- Records for the exercise:
▽

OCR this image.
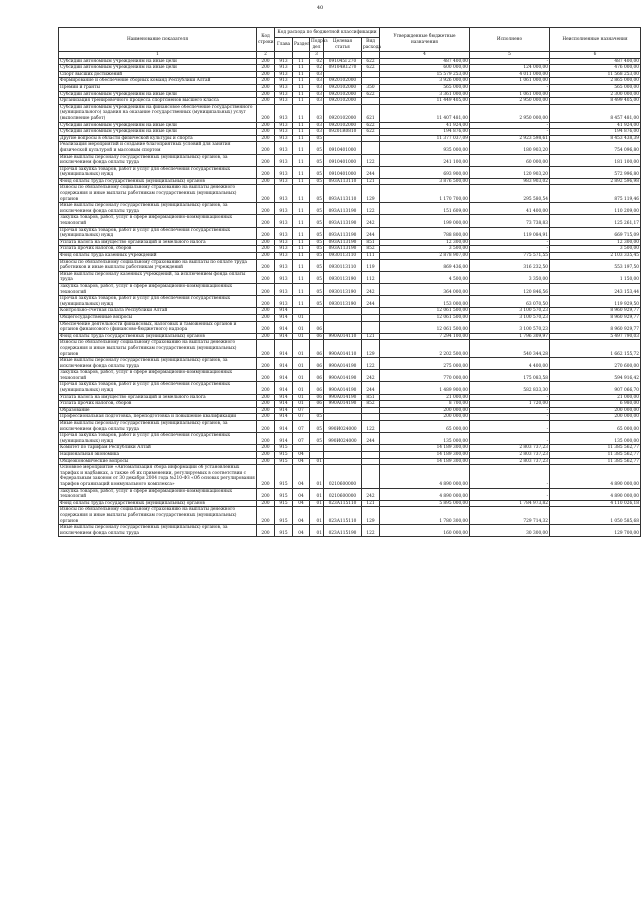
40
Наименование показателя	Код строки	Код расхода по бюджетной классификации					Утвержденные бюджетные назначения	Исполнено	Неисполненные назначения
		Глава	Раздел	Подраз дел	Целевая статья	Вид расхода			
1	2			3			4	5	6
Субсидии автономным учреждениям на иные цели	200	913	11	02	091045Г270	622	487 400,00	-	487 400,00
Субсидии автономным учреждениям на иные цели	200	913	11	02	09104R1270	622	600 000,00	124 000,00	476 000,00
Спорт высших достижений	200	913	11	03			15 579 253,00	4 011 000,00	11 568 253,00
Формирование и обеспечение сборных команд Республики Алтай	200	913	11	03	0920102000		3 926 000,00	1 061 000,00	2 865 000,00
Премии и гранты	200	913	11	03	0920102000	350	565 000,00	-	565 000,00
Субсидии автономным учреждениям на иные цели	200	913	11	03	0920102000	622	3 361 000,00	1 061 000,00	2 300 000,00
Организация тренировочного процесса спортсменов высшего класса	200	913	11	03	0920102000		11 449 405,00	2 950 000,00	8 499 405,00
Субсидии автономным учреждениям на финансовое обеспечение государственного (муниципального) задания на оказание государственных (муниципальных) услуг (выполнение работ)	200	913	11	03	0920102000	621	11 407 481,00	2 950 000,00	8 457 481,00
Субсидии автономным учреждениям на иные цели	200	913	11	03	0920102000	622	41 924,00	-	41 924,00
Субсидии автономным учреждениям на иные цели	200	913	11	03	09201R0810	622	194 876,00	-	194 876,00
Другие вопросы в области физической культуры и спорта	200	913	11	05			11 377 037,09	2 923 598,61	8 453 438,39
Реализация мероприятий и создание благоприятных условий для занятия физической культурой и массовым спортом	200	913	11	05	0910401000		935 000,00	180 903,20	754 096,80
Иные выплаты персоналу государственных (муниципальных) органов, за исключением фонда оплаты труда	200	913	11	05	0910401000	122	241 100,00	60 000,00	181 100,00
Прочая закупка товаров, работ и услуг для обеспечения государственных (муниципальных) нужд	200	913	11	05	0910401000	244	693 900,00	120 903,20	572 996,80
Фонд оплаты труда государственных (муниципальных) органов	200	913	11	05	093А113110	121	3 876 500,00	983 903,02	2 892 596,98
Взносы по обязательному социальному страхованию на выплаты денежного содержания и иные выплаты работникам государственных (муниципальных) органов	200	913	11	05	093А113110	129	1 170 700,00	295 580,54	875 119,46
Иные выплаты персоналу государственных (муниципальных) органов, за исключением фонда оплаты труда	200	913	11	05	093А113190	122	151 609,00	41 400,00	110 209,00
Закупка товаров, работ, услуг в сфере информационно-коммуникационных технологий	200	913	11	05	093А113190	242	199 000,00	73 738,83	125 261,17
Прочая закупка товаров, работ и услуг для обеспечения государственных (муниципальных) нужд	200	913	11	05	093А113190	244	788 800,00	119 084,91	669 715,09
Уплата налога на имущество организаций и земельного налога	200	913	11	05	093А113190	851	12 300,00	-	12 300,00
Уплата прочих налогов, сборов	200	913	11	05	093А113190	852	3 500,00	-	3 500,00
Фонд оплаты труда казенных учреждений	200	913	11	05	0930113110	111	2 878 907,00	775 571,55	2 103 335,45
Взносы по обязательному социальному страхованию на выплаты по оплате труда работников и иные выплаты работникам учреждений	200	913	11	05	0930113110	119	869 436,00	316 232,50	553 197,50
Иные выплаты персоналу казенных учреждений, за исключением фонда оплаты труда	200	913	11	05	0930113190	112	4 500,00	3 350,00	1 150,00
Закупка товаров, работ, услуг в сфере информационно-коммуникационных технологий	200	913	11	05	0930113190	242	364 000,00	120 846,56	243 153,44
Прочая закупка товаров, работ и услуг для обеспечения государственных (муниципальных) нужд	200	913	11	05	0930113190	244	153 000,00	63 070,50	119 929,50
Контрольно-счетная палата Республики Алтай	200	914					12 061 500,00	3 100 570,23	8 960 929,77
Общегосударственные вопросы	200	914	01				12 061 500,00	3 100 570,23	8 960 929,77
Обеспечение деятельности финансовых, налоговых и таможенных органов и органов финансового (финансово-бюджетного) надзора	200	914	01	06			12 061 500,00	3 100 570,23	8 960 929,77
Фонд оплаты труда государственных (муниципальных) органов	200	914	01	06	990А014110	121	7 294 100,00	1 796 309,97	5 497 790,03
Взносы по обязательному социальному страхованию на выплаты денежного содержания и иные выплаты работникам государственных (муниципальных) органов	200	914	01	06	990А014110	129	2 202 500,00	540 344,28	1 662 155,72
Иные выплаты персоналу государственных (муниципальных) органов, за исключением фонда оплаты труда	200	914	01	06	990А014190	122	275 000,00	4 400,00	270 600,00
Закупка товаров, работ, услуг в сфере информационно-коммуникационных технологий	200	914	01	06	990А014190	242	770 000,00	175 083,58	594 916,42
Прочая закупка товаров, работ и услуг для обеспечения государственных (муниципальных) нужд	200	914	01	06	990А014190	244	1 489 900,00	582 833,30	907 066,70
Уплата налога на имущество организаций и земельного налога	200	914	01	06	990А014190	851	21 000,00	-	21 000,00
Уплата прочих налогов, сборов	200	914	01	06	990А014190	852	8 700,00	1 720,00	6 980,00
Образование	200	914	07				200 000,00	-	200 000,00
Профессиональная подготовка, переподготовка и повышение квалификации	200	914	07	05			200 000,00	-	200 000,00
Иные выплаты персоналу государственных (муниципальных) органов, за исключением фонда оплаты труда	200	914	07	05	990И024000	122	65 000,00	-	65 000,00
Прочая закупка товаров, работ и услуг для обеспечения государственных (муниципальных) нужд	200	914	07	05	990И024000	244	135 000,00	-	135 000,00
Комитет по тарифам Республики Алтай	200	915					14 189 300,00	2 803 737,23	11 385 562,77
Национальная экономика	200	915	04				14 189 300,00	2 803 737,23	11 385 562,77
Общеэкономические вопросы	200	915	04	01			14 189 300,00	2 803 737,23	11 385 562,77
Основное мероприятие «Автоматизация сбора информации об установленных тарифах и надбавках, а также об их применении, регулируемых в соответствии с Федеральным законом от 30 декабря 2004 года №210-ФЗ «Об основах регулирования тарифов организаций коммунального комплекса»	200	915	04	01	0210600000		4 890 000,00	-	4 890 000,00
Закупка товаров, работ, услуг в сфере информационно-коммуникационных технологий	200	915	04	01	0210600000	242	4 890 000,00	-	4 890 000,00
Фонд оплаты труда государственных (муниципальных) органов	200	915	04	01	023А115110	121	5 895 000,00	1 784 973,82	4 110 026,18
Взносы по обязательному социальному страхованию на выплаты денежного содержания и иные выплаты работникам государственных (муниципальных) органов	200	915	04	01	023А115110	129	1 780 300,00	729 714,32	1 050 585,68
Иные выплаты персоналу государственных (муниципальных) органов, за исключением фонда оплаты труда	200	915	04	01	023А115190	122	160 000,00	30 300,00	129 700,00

△

- Written problem:
Without including the pictures, reproduce all entries exactly.

- Output of the task:
OCR this image.
40
Наименование показателя	Код строки	Код расхода по бюджетной классификации					Утвержденные бюджетные назначения	Исполнено	Неисполненные назначения
		Глава	Раздел	Подраз дел	Целевая статья	Вид расхода			
1	2			3			4	5	6
Субсидии автономным учреждениям на иные цели	200	913	11	02	091045Г270	622	487 400,00	-	487 400,00
Субсидии автономным учреждениям на иные цели	200	913	11	02	09104R1270	622	600 000,00	124 000,00	476 000,00
Спорт высших достижений	200	913	11	03			15 579 253,00	4 011 000,00	11 568 253,00
Формирование и обеспечение сборных команд Республики Алтай	200	913	11	03	0920102000		3 926 000,00	1 061 000,00	2 865 000,00
Премии и гранты	200	913	11	03	0920102000	350	565 000,00	-	565 000,00
Субсидии автономным учреждениям на иные цели	200	913	11	03	0920102000	622	3 361 000,00	1 061 000,00	2 300 000,00
Организация тренировочного процесса спортсменов высшего класса	200	913	11	03	0920102000		11 449 405,00	2 950 000,00	8 499 405,00
Субсидии автономным учреждениям на финансовое обеспечение государственного (муниципального) задания на оказание государственных (муниципальных) услуг (выполнение работ)	200	913	11	03	0920102000	621	11 407 481,00	2 950 000,00	8 457 481,00
Субсидии автономным учреждениям на иные цели	200	913	11	03	0920102000	622	41 924,00	-	41 924,00
Субсидии автономным учреждениям на иные цели	200	913	11	03	09201R0810	622	194 876,00	-	194 876,00
Другие вопросы в области физической культуры и спорта	200	913	11	05			11 377 037,09	2 923 598,61	8 453 438,39
Реализация мероприятий и создание благоприятных условий для занятия физической культурой и массовым спортом	200	913	11	05	0910401000		935 000,00	180 903,20	754 096,80
Иные выплаты персоналу государственных (муниципальных) органов, за исключением фонда оплаты труда	200	913	11	05	0910401000	122	241 100,00	60 000,00	181 100,00
Прочая закупка товаров, работ и услуг для обеспечения государственных (муниципальных) нужд	200	913	11	05	0910401000	244	693 900,00	120 903,20	572 996,80
Фонд оплаты труда государственных (муниципальных) органов	200	913	11	05	093А113110	121	3 876 500,00	983 903,02	2 892 596,98
Взносы по обязательному социальному страхованию на выплаты денежного содержания и иные выплаты работникам государственных (муниципальных) органов	200	913	11	05	093А113110	129	1 170 700,00	295 580,54	875 119,46
Иные выплаты персоналу государственных (муниципальных) органов, за исключением фонда оплаты труда	200	913	11	05	093А113190	122	151 609,00	41 400,00	110 209,00
Закупка товаров, работ, услуг в сфере информационно-коммуникационных технологий	200	913	11	05	093А113190	242	199 000,00	73 738,83	125 261,17
Прочая закупка товаров, работ и услуг для обеспечения государственных (муниципальных) нужд	200	913	11	05	093А113190	244	788 800,00	119 084,91	669 715,09
Уплата налога на имущество организаций и земельного налога	200	913	11	05	093А113190	851	12 300,00	-	12 300,00
Уплата прочих налогов, сборов	200	913	11	05	093А113190	852	3 500,00	-	3 500,00
Фонд оплаты труда казенных учреждений	200	913	11	05	0930113110	111	2 878 907,00	775 571,55	2 103 335,45
Взносы по обязательному социальному страхованию на выплаты по оплате труда работников и иные выплаты работникам учреждений	200	913	11	05	0930113110	119	869 436,00	316 232,50	553 197,50
Иные выплаты персоналу казенных учреждений, за исключением фонда оплаты труда	200	913	11	05	0930113190	112	4 500,00	3 350,00	1 150,00
Закупка товаров, работ, услуг в сфере информационно-коммуникационных технологий	200	913	11	05	0930113190	242	364 000,00	120 846,56	243 153,44
Прочая закупка товаров, работ и услуг для обеспечения государственных (муниципальных) нужд	200	913	11	05	0930113190	244	153 000,00	63 070,50	119 929,50
Контрольно-счетная палата Республики Алтай	200	914					12 061 500,00	3 100 570,23	8 960 929,77
Общегосударственные вопросы	200	914	01				12 061 500,00	3 100 570,23	8 960 929,77
Обеспечение деятельности финансовых, налоговых и таможенных органов и органов финансового (финансово-бюджетного) надзора	200	914	01	06			12 061 500,00	3 100 570,23	8 960 929,77
Фонд оплаты труда государственных (муниципальных) органов	200	914	01	06	990А014110	121	7 294 100,00	1 796 309,97	5 497 790,03
Взносы по обязательному социальному страхованию на выплаты денежного содержания и иные выплаты работникам государственных (муниципальных) органов	200	914	01	06	990А014110	129	2 202 500,00	540 344,28	1 662 155,72
Иные выплаты персоналу государственных (муниципальных) органов, за исключением фонда оплаты труда	200	914	01	06	990А014190	122	275 000,00	4 400,00	270 600,00
Закупка товаров, работ, услуг в сфере информационно-коммуникационных технологий	200	914	01	06	990А014190	242	770 000,00	175 083,58	594 916,42
Прочая закупка товаров, работ и услуг для обеспечения государственных (муниципальных) нужд	200	914	01	06	990А014190	244	1 489 900,00	582 833,30	907 066,70
Уплата налога на имущество организаций и земельного налога	200	914	01	06	990А014190	851	21 000,00	-	21 000,00
Уплата прочих налогов, сборов	200	914	01	06	990А014190	852	8 700,00	1 720,00	6 980,00
Образование	200	914	07				200 000,00	-	200 000,00
Профессиональная подготовка, переподготовка и повышение квалификации	200	914	07	05			200 000,00	-	200 000,00
Иные выплаты персоналу государственных (муниципальных) органов, за исключением фонда оплаты труда	200	914	07	05	990И024000	122	65 000,00	-	65 000,00
Прочая закупка товаров, работ и услуг для обеспечения государственных (муниципальных) нужд	200	914	07	05	990И024000	244	135 000,00	-	135 000,00
Комитет по тарифам Республики Алтай	200	915					14 189 300,00	2 803 737,23	11 385 562,77
Национальная экономика	200	915	04				14 189 300,00	2 803 737,23	11 385 562,77
Общеэкономические вопросы	200	915	04	01			14 189 300,00	2 803 737,23	11 385 562,77
Основное мероприятие «Автоматизация сбора информации об установленных тарифах и надбавках, а также об их применении, регулируемых в соответствии с Федеральным законом от 30 декабря 2004 года №210-ФЗ «Об основах регулирования тарифов организаций коммунального комплекса»	200	915	04	01	0210600000		4 890 000,00	-	4 890 000,00
Закупка товаров, работ, услуг в сфере информационно-коммуникационных технологий	200	915	04	01	0210600000	242	4 890 000,00	-	4 890 000,00
Фонд оплаты труда государственных (муниципальных) органов	200	915	04	01	023А115110	121	5 895 000,00	1 784 973,82	4 110 026,18
Взносы по обязательному социальному страхованию на выплаты денежного содержания и иные выплаты работникам государственных (муниципальных) органов	200	915	04	01	023А115110	129	1 780 300,00	729 714,32	1 050 585,68
Иные выплаты персоналу государственных (муниципальных) органов, за исключением фонда оплаты труда	200	915	04	01	023А115190	122	160 000,00	30 300,00	129 700,00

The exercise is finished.